Problem to work on:
Your task is to print all of the data below exactly, with no pictures included.

Source data:
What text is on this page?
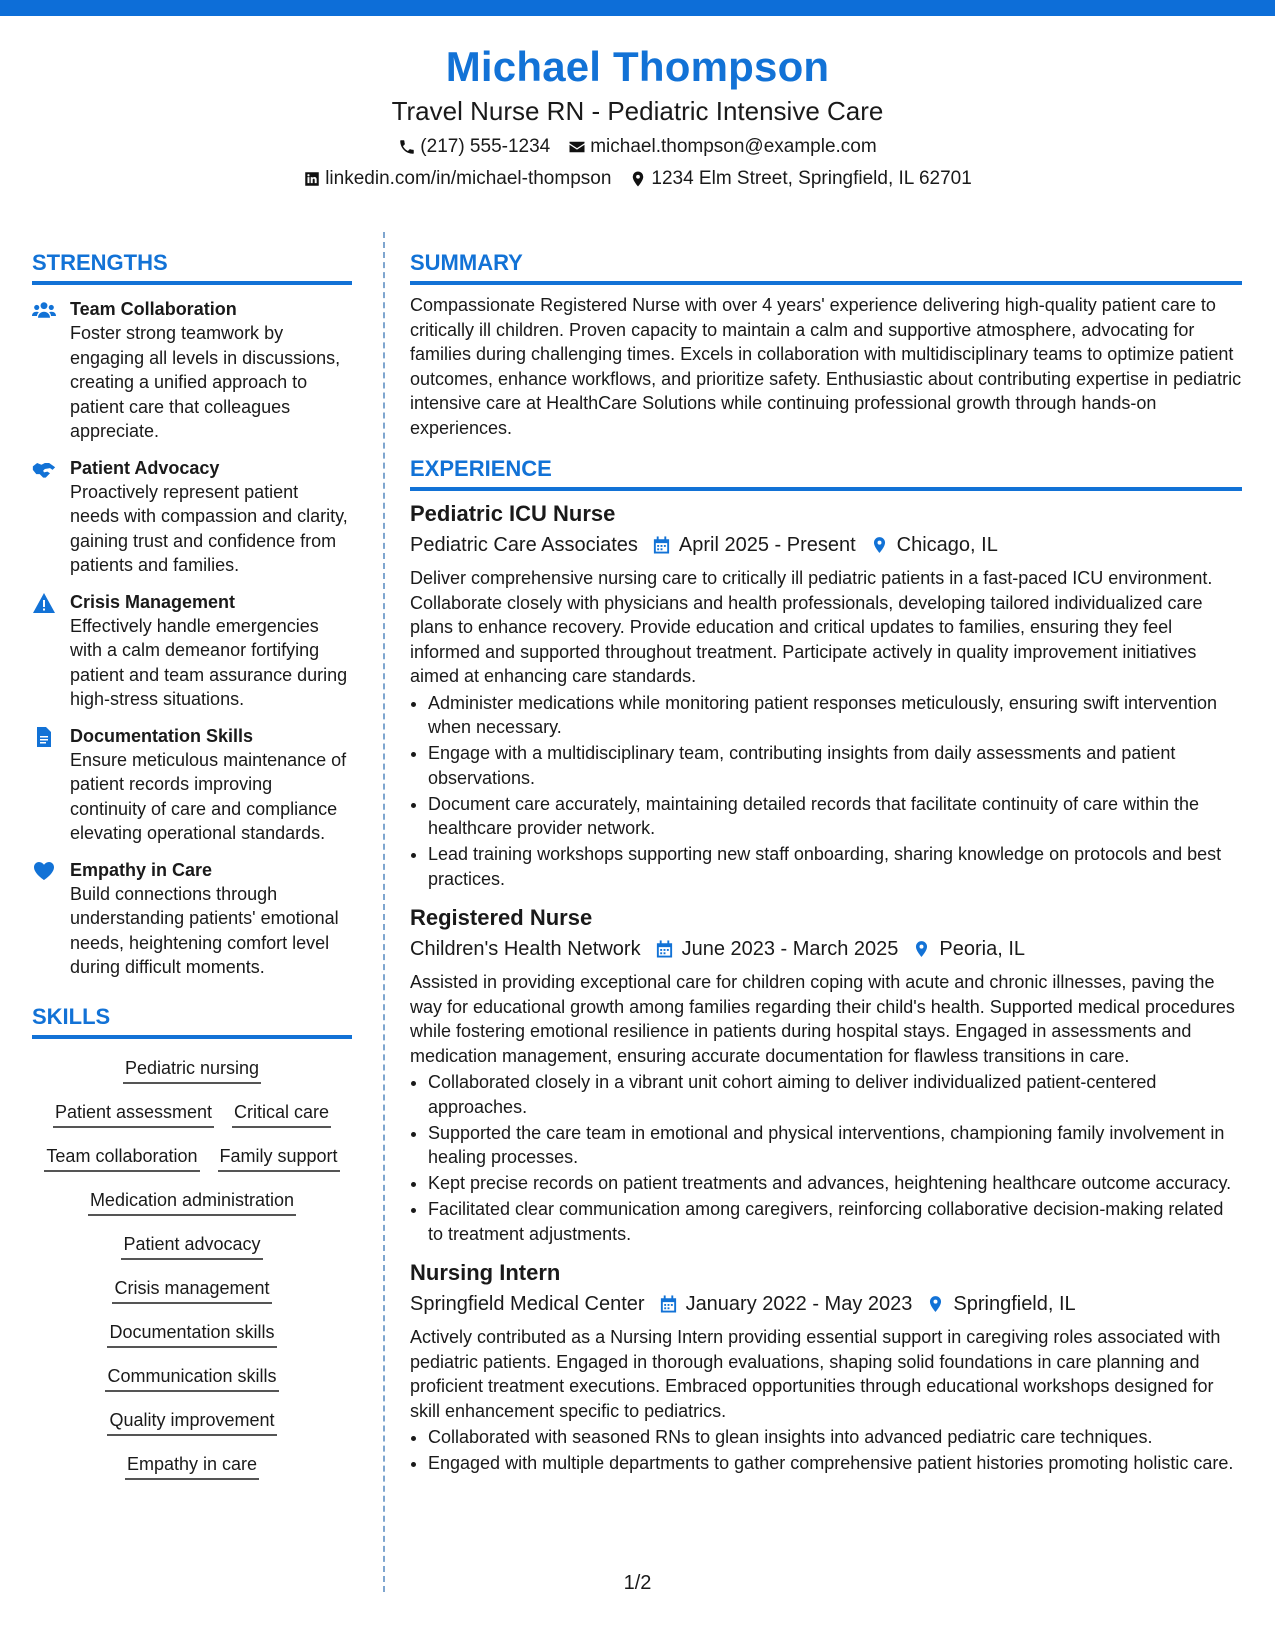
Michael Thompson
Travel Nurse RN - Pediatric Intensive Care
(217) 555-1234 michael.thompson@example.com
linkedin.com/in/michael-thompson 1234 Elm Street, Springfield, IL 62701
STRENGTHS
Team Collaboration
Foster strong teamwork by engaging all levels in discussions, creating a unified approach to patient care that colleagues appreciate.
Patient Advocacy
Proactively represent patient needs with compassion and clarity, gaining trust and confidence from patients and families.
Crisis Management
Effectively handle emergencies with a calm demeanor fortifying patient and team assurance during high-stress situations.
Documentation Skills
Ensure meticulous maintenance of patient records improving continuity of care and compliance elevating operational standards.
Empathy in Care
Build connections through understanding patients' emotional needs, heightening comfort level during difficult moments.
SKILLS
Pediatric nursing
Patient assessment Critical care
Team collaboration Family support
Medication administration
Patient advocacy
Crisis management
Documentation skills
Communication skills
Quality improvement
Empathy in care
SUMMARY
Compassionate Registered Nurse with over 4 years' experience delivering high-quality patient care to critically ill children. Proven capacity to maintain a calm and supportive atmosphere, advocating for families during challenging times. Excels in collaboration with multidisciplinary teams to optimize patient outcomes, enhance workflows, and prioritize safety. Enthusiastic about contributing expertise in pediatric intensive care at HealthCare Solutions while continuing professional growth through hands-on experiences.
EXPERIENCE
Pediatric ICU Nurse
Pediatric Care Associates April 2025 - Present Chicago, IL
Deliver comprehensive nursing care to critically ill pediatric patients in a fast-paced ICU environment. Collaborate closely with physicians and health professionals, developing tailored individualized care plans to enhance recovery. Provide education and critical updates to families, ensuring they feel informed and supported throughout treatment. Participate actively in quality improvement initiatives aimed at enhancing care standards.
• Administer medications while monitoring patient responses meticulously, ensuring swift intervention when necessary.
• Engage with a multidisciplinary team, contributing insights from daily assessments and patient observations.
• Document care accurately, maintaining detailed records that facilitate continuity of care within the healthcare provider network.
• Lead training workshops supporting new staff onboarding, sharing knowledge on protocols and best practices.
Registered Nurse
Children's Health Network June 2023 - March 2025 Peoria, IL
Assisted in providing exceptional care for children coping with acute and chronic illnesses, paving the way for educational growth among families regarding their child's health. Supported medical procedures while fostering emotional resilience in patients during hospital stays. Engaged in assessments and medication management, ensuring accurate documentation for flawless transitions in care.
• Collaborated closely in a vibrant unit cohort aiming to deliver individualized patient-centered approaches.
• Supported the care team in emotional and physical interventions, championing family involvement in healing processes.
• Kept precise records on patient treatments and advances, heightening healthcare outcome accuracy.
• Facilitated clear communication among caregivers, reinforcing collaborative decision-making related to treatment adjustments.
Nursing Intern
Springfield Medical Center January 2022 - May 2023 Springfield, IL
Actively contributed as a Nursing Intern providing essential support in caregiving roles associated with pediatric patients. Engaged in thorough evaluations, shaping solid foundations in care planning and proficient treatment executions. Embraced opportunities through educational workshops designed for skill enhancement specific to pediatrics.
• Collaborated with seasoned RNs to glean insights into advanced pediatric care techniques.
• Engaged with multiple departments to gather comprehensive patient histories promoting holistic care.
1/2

Result below:
What text is on this page?
Michael Thompson
Travel Nurse RN - Pediatric Intensive Care
(217) 555-1234 michael.thompson@example.com
linkedin.com/in/michael-thompson 1234 Elm Street, Springfield, IL 62701
STRENGTHS
Team Collaboration
Foster strong teamwork by engaging all levels in discussions, creating a unified approach to patient care that colleagues appreciate.
Patient Advocacy
Proactively represent patient needs with compassion and clarity, gaining trust and confidence from patients and families.
Crisis Management
Effectively handle emergencies with a calm demeanor fortifying patient and team assurance during high-stress situations.
Documentation Skills
Ensure meticulous maintenance of patient records improving continuity of care and compliance elevating operational standards.
Empathy in Care
Build connections through understanding patients' emotional needs, heightening comfort level during difficult moments.
SKILLS
Pediatric nursing
Patient assessment Critical care
Team collaboration Family support
Medication administration
Patient advocacy
Crisis management
Documentation skills
Communication skills
Quality improvement
Empathy in care
SUMMARY
Compassionate Registered Nurse with over 4 years' experience delivering high-quality patient care to critically ill children. Proven capacity to maintain a calm and supportive atmosphere, advocating for families during challenging times. Excels in collaboration with multidisciplinary teams to optimize patient outcomes, enhance workflows, and prioritize safety. Enthusiastic about contributing expertise in pediatric intensive care at HealthCare Solutions while continuing professional growth through hands-on experiences.
EXPERIENCE
Pediatric ICU Nurse
Pediatric Care Associates April 2025 - Present Chicago, IL
Deliver comprehensive nursing care to critically ill pediatric patients in a fast-paced ICU environment. Collaborate closely with physicians and health professionals, developing tailored individualized care plans to enhance recovery. Provide education and critical updates to families, ensuring they feel informed and supported throughout treatment. Participate actively in quality improvement initiatives aimed at enhancing care standards.
• Administer medications while monitoring patient responses meticulously, ensuring swift intervention when necessary.
• Engage with a multidisciplinary team, contributing insights from daily assessments and patient observations.
• Document care accurately, maintaining detailed records that facilitate continuity of care within the healthcare provider network.
• Lead training workshops supporting new staff onboarding, sharing knowledge on protocols and best practices.
Registered Nurse
Children's Health Network June 2023 - March 2025 Peoria, IL
Assisted in providing exceptional care for children coping with acute and chronic illnesses, paving the way for educational growth among families regarding their child's health. Supported medical procedures while fostering emotional resilience in patients during hospital stays. Engaged in assessments and medication management, ensuring accurate documentation for flawless transitions in care.
• Collaborated closely in a vibrant unit cohort aiming to deliver individualized patient-centered approaches.
• Supported the care team in emotional and physical interventions, championing family involvement in healing processes.
• Kept precise records on patient treatments and advances, heightening healthcare outcome accuracy.
• Facilitated clear communication among caregivers, reinforcing collaborative decision-making related to treatment adjustments.
Nursing Intern
Springfield Medical Center January 2022 - May 2023 Springfield, IL
Actively contributed as a Nursing Intern providing essential support in caregiving roles associated with pediatric patients. Engaged in thorough evaluations, shaping solid foundations in care planning and proficient treatment executions. Embraced opportunities through educational workshops designed for skill enhancement specific to pediatrics.
• Collaborated with seasoned RNs to glean insights into advanced pediatric care techniques.
• Engaged with multiple departments to gather comprehensive patient histories promoting holistic care.
1/2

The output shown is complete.